■ Dataset extract ■
....

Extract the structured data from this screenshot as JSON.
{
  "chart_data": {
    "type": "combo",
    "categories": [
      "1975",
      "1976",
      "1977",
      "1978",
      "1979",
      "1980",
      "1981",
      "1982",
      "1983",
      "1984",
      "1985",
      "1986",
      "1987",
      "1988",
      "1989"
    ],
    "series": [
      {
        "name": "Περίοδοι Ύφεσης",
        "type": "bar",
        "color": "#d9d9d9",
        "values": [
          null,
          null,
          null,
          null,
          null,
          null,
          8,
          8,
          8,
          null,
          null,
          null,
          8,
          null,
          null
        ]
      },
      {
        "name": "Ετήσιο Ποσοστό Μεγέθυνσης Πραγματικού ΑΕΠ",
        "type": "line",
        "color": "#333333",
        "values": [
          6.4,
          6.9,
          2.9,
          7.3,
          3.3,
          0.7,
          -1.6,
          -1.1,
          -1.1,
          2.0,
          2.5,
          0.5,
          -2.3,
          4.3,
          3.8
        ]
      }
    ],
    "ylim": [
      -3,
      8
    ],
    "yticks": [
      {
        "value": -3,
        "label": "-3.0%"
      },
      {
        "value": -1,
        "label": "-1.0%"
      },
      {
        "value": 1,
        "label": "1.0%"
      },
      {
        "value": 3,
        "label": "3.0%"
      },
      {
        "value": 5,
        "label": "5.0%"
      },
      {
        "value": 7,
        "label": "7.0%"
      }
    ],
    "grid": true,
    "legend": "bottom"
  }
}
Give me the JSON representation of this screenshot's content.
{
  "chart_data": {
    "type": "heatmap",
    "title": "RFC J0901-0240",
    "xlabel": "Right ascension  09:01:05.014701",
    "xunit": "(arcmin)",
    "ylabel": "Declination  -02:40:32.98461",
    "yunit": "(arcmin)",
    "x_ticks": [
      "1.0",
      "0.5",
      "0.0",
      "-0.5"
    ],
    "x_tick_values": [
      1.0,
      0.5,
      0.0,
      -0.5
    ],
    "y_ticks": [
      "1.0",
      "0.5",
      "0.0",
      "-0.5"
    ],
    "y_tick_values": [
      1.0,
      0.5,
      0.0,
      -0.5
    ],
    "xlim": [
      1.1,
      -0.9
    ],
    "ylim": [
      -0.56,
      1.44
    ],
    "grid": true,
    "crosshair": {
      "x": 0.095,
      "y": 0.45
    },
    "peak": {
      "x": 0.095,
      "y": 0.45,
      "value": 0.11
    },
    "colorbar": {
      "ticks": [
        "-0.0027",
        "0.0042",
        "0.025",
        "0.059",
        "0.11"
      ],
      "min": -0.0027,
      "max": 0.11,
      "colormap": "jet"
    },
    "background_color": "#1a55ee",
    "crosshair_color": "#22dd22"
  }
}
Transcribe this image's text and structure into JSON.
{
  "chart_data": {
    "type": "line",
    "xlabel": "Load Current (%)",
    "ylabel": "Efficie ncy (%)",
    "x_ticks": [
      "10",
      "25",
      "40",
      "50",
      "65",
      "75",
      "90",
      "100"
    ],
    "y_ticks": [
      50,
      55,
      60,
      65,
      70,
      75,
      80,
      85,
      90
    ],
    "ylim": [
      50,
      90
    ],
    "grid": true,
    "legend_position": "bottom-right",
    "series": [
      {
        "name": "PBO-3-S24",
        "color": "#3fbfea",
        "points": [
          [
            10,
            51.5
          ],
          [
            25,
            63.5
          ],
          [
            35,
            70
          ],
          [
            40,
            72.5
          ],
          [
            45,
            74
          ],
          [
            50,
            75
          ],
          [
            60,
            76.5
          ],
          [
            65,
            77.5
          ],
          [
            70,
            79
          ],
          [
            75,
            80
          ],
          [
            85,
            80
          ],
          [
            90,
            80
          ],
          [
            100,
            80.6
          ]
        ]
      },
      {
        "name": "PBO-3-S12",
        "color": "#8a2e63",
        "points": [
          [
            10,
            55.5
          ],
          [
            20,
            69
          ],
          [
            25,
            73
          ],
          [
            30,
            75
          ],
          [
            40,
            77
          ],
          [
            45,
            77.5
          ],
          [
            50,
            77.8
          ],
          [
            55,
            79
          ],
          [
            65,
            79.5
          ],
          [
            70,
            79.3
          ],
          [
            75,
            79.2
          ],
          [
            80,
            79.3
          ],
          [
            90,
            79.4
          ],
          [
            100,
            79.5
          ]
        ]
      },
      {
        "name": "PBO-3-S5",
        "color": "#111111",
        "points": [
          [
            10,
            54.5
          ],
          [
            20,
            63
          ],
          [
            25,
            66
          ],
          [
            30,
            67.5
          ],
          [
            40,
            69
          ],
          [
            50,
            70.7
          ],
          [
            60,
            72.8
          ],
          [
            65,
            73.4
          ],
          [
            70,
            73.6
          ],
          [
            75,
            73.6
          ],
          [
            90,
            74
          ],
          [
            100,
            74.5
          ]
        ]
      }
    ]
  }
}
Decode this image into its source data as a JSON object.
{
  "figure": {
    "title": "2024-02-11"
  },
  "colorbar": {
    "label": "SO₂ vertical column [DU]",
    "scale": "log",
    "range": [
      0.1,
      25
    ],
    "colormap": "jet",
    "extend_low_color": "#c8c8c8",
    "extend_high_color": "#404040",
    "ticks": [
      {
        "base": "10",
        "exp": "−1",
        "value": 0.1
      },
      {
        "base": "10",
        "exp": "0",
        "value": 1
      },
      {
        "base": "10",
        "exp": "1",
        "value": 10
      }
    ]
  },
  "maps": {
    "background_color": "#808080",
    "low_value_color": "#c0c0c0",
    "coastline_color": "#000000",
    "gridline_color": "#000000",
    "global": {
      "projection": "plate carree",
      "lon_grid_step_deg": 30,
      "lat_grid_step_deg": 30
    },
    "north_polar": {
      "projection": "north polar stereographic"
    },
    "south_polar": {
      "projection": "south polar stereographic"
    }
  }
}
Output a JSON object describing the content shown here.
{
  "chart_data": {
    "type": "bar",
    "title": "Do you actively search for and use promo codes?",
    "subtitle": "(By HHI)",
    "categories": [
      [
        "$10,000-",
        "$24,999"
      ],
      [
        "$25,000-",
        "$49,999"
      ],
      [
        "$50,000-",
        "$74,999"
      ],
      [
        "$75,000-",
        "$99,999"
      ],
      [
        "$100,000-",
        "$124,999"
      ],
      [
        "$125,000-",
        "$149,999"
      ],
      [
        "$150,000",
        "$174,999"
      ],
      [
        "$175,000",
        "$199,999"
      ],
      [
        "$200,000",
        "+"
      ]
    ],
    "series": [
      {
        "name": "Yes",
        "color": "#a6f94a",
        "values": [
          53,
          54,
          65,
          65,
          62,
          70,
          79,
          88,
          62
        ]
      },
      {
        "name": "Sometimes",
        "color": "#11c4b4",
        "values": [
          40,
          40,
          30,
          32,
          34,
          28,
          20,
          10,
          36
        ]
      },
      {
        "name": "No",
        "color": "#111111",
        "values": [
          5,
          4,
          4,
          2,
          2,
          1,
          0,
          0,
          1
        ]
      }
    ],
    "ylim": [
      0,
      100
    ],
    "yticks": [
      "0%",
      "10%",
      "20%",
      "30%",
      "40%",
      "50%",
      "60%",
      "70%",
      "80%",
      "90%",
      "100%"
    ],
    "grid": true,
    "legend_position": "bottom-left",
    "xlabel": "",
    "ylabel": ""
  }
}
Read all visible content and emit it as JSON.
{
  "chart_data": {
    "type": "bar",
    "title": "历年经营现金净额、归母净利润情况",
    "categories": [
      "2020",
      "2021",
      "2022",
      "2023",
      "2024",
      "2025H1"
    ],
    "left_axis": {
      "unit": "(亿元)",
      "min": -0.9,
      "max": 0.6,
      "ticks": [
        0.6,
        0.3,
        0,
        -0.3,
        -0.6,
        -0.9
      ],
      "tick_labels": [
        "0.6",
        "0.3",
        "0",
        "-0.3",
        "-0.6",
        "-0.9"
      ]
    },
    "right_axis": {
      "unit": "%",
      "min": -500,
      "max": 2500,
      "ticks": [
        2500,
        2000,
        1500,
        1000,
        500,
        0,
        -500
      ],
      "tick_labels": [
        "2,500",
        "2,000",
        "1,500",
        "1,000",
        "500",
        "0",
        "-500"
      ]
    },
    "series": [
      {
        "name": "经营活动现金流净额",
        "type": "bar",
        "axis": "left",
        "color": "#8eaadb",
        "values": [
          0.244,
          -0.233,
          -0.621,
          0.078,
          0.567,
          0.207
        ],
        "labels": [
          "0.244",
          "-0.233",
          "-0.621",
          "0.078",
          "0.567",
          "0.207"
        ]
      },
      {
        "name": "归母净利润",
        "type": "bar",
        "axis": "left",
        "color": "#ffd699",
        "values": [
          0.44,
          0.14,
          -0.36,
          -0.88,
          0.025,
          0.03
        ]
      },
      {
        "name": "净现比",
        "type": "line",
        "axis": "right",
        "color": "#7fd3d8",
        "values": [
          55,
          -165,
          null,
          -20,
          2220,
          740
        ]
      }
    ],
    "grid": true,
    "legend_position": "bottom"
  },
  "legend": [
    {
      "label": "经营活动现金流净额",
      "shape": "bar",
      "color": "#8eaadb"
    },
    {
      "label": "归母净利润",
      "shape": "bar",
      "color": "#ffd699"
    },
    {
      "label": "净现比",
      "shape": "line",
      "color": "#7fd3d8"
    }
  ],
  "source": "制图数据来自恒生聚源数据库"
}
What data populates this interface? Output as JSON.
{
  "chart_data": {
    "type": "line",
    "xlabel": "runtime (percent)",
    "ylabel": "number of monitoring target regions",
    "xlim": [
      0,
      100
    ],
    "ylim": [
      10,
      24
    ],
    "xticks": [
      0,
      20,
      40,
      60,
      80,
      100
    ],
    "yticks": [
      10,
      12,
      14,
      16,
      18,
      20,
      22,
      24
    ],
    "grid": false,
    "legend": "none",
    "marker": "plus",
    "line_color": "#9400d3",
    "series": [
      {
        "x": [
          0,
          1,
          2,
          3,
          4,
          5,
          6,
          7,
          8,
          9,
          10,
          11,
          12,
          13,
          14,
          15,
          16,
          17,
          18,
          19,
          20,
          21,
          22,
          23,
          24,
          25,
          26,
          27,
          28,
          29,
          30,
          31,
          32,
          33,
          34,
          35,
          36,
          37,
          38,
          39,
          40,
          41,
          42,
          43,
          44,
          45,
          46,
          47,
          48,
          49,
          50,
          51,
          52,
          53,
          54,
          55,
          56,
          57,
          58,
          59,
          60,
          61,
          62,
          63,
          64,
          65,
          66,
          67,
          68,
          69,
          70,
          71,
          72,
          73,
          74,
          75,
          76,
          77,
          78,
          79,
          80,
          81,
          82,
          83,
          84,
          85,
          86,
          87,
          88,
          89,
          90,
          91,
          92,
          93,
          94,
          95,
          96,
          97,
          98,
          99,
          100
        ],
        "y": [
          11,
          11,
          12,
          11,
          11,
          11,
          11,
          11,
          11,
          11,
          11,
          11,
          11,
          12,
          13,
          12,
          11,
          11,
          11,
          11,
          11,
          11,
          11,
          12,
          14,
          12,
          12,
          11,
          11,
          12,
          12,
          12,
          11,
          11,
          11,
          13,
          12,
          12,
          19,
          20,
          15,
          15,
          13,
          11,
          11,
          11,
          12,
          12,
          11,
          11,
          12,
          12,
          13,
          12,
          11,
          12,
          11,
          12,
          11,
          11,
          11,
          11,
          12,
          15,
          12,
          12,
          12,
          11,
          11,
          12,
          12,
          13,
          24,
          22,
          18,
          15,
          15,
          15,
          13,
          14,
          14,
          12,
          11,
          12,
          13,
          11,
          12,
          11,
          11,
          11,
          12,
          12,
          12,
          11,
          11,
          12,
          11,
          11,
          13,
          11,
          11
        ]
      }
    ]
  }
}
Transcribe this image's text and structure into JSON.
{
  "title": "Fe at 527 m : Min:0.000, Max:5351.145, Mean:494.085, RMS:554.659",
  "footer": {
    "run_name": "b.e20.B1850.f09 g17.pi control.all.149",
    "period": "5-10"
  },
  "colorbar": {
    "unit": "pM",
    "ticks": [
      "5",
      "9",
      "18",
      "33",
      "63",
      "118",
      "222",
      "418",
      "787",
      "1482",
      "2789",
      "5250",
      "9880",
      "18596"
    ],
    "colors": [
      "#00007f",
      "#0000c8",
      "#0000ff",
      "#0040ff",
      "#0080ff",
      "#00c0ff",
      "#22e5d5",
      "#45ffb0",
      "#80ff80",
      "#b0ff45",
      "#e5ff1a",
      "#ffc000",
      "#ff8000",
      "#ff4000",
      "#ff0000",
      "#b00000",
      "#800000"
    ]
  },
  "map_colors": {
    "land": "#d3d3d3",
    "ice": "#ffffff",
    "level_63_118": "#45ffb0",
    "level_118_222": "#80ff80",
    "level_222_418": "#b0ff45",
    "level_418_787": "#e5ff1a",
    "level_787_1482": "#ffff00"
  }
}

....

■ Task details ■
List each line holding the string "content".

■ Task output ■
Give me the JSON representation of this screenshot's content.
Output a JSON object describing the content shown here.
Read all visible content and emit it as JSON.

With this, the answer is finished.